■ Required work:
Where a line contains the string "Custom", copy that line.
** Start of Source data **
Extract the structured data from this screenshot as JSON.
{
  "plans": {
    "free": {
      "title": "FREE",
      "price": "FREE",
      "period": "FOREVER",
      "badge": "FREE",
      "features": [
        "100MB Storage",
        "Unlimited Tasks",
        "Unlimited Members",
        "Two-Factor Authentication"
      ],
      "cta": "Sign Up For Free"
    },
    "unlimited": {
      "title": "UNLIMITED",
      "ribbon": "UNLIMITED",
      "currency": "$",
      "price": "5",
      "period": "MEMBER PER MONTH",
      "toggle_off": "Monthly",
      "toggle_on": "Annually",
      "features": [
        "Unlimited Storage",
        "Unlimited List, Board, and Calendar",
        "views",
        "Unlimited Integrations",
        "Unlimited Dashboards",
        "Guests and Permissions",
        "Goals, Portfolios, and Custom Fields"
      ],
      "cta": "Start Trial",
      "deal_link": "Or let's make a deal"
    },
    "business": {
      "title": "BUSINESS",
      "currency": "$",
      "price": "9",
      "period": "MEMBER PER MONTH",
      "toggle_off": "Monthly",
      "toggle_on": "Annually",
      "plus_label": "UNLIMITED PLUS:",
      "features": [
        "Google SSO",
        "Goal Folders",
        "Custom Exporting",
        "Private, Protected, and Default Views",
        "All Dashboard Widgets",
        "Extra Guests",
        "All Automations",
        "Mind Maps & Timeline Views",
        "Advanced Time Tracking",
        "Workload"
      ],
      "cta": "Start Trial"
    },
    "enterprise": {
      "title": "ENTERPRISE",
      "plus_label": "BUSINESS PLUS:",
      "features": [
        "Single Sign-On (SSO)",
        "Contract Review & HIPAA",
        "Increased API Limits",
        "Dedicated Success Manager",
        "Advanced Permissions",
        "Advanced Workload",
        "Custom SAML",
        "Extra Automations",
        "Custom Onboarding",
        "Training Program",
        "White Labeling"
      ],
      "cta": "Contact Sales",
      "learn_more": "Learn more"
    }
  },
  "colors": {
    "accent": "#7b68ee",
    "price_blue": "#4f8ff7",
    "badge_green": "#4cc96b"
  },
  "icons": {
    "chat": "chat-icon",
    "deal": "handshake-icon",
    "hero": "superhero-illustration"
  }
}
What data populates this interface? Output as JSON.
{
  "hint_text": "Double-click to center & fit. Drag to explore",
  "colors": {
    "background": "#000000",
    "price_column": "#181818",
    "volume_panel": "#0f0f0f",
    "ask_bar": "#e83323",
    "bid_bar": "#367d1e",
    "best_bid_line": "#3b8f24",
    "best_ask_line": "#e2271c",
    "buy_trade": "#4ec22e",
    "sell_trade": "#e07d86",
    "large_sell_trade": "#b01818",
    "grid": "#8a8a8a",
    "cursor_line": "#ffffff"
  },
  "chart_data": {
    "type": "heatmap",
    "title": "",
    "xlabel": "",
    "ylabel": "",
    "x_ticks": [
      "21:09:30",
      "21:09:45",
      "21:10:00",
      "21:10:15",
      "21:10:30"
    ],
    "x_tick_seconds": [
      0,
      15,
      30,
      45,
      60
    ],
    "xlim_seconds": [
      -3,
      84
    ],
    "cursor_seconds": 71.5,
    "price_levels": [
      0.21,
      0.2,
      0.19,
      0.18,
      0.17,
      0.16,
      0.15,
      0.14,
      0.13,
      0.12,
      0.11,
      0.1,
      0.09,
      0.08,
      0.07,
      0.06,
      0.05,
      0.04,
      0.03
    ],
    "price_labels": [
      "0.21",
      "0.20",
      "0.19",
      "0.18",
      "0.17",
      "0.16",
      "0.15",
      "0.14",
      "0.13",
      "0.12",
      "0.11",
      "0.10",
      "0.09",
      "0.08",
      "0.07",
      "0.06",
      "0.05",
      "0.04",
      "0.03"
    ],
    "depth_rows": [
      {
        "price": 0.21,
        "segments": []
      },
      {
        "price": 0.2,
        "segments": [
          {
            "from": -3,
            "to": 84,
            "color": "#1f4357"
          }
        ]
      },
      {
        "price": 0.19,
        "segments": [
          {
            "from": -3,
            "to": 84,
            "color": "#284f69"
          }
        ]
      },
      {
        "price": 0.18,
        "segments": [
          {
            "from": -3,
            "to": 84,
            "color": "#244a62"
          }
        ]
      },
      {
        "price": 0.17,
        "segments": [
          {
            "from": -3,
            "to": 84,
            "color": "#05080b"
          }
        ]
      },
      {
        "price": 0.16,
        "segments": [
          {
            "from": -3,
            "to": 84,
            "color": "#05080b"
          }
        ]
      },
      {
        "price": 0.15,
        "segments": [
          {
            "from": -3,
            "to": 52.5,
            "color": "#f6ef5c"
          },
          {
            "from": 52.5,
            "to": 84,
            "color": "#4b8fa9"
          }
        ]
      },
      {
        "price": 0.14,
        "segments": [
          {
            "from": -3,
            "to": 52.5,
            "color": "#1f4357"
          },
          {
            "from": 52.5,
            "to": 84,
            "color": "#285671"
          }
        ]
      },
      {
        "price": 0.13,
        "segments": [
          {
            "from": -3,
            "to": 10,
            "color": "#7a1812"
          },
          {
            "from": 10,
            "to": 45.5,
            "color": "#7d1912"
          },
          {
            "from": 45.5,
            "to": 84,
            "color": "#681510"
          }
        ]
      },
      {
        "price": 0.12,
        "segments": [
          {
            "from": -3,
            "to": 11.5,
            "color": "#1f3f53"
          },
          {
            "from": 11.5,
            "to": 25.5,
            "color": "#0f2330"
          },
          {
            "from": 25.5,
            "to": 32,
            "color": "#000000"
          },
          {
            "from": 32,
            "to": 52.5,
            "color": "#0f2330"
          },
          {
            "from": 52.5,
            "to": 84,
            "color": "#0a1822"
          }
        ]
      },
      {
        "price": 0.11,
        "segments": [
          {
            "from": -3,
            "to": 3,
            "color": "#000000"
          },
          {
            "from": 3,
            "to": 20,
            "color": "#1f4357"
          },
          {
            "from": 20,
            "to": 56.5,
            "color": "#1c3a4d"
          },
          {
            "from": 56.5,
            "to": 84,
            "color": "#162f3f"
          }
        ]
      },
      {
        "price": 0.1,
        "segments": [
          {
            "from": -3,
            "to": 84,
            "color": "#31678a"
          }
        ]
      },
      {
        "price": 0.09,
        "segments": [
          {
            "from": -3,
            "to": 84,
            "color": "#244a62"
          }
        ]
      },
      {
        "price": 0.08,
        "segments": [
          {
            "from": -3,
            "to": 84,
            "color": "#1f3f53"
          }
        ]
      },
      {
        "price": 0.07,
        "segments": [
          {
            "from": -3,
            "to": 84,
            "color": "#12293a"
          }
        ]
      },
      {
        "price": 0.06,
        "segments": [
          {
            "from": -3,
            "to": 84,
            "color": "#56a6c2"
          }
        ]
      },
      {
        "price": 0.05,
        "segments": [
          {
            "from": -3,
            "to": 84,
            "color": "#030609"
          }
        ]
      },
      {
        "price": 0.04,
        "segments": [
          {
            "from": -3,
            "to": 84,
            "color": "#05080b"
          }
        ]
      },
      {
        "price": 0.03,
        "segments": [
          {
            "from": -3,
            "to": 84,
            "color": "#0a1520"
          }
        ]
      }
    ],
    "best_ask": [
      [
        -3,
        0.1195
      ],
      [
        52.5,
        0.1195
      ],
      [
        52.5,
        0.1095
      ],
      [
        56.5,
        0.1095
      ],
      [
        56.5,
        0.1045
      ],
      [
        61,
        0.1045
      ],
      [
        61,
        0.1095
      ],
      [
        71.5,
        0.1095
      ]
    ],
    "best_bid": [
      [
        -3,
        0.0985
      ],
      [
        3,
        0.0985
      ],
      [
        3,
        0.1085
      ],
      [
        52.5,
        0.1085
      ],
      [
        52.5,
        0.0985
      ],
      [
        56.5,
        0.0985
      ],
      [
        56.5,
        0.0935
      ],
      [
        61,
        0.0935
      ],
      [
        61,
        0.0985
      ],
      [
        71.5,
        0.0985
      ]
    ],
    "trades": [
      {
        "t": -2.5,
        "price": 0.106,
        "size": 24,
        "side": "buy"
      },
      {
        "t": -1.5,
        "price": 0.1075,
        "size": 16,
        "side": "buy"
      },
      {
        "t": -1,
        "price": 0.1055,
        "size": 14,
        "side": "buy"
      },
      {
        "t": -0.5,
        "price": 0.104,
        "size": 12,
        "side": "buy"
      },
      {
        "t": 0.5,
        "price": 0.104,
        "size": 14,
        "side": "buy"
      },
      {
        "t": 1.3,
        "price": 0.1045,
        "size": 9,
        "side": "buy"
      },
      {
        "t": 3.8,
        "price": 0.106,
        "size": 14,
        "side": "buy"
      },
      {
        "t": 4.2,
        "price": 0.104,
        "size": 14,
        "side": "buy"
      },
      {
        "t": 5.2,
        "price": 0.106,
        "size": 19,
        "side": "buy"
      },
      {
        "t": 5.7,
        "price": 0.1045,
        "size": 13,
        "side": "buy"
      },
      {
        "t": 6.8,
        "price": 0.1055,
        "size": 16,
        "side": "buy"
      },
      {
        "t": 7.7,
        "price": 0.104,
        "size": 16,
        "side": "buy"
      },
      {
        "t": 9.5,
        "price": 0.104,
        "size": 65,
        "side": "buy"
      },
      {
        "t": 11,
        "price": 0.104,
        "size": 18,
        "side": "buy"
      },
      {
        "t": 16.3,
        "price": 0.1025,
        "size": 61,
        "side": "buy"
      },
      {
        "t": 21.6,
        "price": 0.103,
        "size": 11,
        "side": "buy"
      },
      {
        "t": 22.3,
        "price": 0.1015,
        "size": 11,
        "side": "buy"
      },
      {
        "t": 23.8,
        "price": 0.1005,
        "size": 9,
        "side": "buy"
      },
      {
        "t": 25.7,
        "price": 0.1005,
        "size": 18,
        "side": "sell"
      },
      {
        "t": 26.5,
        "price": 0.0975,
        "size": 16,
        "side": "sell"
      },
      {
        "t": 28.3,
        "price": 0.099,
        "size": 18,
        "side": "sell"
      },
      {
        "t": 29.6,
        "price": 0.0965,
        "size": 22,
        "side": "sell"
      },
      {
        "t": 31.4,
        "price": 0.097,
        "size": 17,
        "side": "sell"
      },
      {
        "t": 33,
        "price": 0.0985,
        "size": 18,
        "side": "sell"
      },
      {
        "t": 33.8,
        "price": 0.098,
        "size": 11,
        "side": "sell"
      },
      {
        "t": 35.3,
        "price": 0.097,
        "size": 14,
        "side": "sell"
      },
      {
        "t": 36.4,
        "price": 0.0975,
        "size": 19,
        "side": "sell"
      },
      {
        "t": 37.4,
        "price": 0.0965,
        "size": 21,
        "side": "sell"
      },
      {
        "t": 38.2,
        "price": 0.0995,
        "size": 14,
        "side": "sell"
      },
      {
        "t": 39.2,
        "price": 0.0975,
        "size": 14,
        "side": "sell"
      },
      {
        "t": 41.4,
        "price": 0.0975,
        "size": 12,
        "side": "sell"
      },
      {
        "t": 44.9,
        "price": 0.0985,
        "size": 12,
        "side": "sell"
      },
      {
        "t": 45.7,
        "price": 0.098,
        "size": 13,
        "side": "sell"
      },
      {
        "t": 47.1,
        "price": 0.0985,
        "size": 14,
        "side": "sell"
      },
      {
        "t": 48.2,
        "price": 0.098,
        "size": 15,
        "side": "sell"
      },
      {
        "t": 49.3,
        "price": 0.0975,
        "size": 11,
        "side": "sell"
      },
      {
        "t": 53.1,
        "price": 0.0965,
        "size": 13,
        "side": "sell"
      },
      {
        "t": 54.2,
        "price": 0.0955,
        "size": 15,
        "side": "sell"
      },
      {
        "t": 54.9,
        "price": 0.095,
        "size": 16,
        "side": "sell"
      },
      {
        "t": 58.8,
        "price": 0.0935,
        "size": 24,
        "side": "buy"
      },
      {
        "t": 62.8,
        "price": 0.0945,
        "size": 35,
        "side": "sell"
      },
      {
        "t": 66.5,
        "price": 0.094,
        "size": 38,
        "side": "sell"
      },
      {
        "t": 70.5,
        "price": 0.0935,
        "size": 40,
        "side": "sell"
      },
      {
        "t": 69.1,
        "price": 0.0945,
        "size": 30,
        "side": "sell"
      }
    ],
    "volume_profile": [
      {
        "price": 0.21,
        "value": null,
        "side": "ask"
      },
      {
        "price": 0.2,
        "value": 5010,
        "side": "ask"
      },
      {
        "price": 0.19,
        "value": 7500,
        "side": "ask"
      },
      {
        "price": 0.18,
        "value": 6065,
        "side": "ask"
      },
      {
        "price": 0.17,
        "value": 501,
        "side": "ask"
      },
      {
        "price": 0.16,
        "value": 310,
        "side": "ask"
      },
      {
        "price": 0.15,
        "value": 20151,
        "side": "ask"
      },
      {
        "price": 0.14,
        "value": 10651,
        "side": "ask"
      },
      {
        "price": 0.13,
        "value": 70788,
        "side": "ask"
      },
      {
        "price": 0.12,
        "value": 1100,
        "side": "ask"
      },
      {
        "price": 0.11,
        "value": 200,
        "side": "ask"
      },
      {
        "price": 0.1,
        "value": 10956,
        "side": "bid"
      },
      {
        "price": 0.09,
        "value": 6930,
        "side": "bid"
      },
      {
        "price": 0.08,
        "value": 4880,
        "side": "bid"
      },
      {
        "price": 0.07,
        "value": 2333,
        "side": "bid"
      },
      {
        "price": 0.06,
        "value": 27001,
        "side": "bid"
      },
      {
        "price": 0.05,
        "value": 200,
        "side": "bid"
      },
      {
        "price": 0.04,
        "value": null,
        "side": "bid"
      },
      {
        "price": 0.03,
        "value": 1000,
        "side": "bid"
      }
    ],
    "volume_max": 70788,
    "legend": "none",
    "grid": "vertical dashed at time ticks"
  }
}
** End of Source data **
■ Exercise output:
        "Goals, Portfolios, and Custom Fields"
        "Custom Exporting",
        "Custom SAML",
        "Custom Onboarding",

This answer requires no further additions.